→ DESCRIPTION OF THE TASK
Each record below is to be copied word for word, with pictures removed.

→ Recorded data
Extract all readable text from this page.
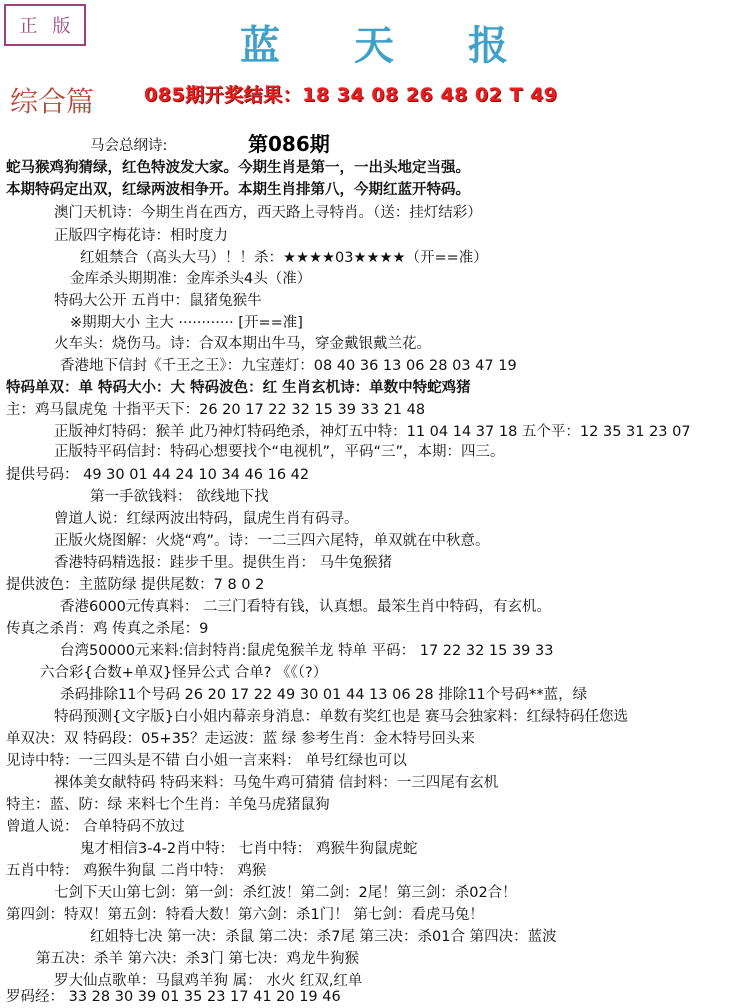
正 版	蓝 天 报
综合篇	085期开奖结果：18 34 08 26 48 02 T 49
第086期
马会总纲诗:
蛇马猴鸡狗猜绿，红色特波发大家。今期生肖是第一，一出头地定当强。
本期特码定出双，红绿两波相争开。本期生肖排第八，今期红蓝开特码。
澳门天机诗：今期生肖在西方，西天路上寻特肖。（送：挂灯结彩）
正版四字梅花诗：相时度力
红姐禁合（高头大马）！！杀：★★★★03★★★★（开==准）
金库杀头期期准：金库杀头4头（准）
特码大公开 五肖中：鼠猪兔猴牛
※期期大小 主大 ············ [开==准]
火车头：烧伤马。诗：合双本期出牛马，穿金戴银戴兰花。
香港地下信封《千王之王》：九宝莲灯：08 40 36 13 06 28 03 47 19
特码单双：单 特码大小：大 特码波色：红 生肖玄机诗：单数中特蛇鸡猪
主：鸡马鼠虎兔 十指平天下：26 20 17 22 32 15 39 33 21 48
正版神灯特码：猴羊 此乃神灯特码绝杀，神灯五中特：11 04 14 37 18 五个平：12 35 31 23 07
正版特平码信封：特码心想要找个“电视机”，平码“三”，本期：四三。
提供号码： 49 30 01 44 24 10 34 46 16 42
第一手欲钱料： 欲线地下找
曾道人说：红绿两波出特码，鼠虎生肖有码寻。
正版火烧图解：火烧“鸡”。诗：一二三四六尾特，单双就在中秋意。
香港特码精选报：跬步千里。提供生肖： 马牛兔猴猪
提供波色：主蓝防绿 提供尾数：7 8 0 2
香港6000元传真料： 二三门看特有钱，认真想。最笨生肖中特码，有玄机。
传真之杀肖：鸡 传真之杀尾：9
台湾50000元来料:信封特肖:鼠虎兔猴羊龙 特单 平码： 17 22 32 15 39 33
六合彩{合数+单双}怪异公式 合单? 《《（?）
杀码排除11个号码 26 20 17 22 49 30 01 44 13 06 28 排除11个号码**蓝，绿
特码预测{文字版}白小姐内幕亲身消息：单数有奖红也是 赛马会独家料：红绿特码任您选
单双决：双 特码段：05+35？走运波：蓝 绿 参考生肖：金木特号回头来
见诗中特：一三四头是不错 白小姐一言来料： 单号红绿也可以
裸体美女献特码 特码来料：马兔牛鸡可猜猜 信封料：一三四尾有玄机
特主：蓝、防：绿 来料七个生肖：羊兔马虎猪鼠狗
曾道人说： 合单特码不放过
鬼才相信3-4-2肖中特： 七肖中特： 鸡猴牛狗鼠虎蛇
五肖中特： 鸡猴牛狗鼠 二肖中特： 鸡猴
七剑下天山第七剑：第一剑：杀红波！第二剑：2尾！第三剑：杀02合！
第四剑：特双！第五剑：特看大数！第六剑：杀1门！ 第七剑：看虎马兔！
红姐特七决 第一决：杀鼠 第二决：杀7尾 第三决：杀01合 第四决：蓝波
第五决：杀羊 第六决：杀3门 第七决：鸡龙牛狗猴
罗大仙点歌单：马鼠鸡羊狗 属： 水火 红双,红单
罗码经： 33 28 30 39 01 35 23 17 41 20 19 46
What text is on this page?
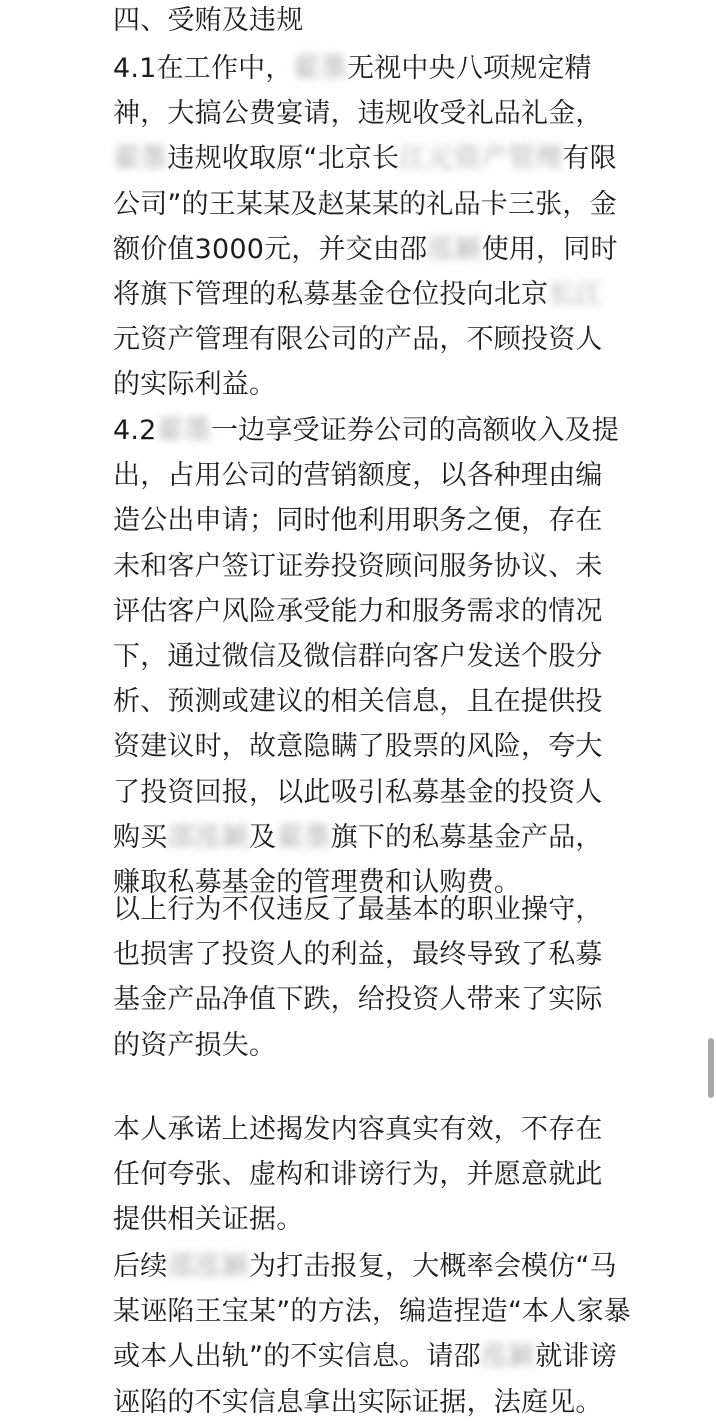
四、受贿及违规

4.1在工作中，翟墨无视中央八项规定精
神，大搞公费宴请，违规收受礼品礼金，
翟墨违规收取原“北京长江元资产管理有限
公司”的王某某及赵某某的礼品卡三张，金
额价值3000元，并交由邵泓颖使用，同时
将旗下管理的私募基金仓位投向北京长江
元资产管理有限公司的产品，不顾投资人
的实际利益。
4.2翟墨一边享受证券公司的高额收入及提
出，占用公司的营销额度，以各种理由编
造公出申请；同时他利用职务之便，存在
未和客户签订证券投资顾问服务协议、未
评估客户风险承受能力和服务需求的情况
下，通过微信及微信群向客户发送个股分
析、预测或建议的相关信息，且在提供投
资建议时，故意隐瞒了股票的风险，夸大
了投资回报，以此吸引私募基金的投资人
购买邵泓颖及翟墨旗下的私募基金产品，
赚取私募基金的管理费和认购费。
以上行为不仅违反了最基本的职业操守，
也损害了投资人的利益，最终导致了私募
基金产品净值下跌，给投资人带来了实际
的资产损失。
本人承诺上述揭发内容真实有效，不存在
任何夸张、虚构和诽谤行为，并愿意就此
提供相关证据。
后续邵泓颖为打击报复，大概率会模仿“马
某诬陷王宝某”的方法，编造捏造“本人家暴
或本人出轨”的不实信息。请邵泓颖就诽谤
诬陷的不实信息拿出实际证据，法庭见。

→ ANSWER
Extract all readable text from this page.
正 版	蓝 天 报
综合篇	085期开奖结果：18 34 08 26 48 02 T 49
第086期
马会总纲诗:
蛇马猴鸡狗猜绿，红色特波发大家。今期生肖是第一，一出头地定当强。
本期特码定出双，红绿两波相争开。本期生肖排第八，今期红蓝开特码。
澳门天机诗：今期生肖在西方，西天路上寻特肖。（送：挂灯结彩）
正版四字梅花诗：相时度力
红姐禁合（高头大马）！！杀：★★★★03★★★★（开==准）
金库杀头期期准：金库杀头4头（准）
特码大公开 五肖中：鼠猪兔猴牛
※期期大小 主大 ············ [开==准]
火车头：烧伤马。诗：合双本期出牛马，穿金戴银戴兰花。
香港地下信封《千王之王》：九宝莲灯：08 40 36 13 06 28 03 47 19
特码单双：单 特码大小：大 特码波色：红 生肖玄机诗：单数中特蛇鸡猪
主：鸡马鼠虎兔 十指平天下：26 20 17 22 32 15 39 33 21 48
正版神灯特码：猴羊 此乃神灯特码绝杀，神灯五中特：11 04 14 37 18 五个平：12 35 31 23 07
正版特平码信封：特码心想要找个“电视机”，平码“三”，本期：四三。
提供号码： 49 30 01 44 24 10 34 46 16 42
第一手欲钱料： 欲线地下找
曾道人说：红绿两波出特码，鼠虎生肖有码寻。
正版火烧图解：火烧“鸡”。诗：一二三四六尾特，单双就在中秋意。
香港特码精选报：跬步千里。提供生肖： 马牛兔猴猪
提供波色：主蓝防绿 提供尾数：7 8 0 2
香港6000元传真料： 二三门看特有钱，认真想。最笨生肖中特码，有玄机。
传真之杀肖：鸡 传真之杀尾：9
台湾50000元来料:信封特肖:鼠虎兔猴羊龙 特单 平码： 17 22 32 15 39 33
六合彩{合数+单双}怪异公式 合单? 《《（?）
杀码排除11个号码 26 20 17 22 49 30 01 44 13 06 28 排除11个号码**蓝，绿
特码预测{文字版}白小姐内幕亲身消息：单数有奖红也是 赛马会独家料：红绿特码任您选
单双决：双 特码段：05+35？走运波：蓝 绿 参考生肖：金木特号回头来
见诗中特：一三四头是不错 白小姐一言来料： 单号红绿也可以
裸体美女献特码 特码来料：马兔牛鸡可猜猜 信封料：一三四尾有玄机
特主：蓝、防：绿 来料七个生肖：羊兔马虎猪鼠狗
曾道人说： 合单特码不放过
鬼才相信3-4-2肖中特： 七肖中特： 鸡猴牛狗鼠虎蛇
五肖中特： 鸡猴牛狗鼠 二肖中特： 鸡猴
七剑下天山第七剑：第一剑：杀红波！第二剑：2尾！第三剑：杀02合！
第四剑：特双！第五剑：特看大数！第六剑：杀1门！ 第七剑：看虎马兔！
红姐特七决 第一决：杀鼠 第二决：杀7尾 第三决：杀01合 第四决：蓝波
第五决：杀羊 第六决：杀3门 第七决：鸡龙牛狗猴
罗大仙点歌单：马鼠鸡羊狗 属： 水火 红双,红单
罗码经： 33 28 30 39 01 35 23 17 41 20 19 46
What text is on this page?
四、受贿及违规

4.1在工作中，翟墨无视中央八项规定精
神，大搞公费宴请，违规收受礼品礼金，
翟墨违规收取原“北京长江元资产管理有限
公司”的王某某及赵某某的礼品卡三张，金
额价值3000元，并交由邵泓颖使用，同时
将旗下管理的私募基金仓位投向北京长江
元资产管理有限公司的产品，不顾投资人
的实际利益。
4.2翟墨一边享受证券公司的高额收入及提
出，占用公司的营销额度，以各种理由编
造公出申请；同时他利用职务之便，存在
未和客户签订证券投资顾问服务协议、未
评估客户风险承受能力和服务需求的情况
下，通过微信及微信群向客户发送个股分
析、预测或建议的相关信息，且在提供投
资建议时，故意隐瞒了股票的风险，夸大
了投资回报，以此吸引私募基金的投资人
购买邵泓颖及翟墨旗下的私募基金产品，
赚取私募基金的管理费和认购费。
以上行为不仅违反了最基本的职业操守，
也损害了投资人的利益，最终导致了私募
基金产品净值下跌，给投资人带来了实际
的资产损失。
本人承诺上述揭发内容真实有效，不存在
任何夸张、虚构和诽谤行为，并愿意就此
提供相关证据。
后续邵泓颖为打击报复，大概率会模仿“马
某诬陷王宝某”的方法，编造捏造“本人家暴
或本人出轨”的不实信息。请邵泓颖就诽谤
诬陷的不实信息拿出实际证据，法庭见。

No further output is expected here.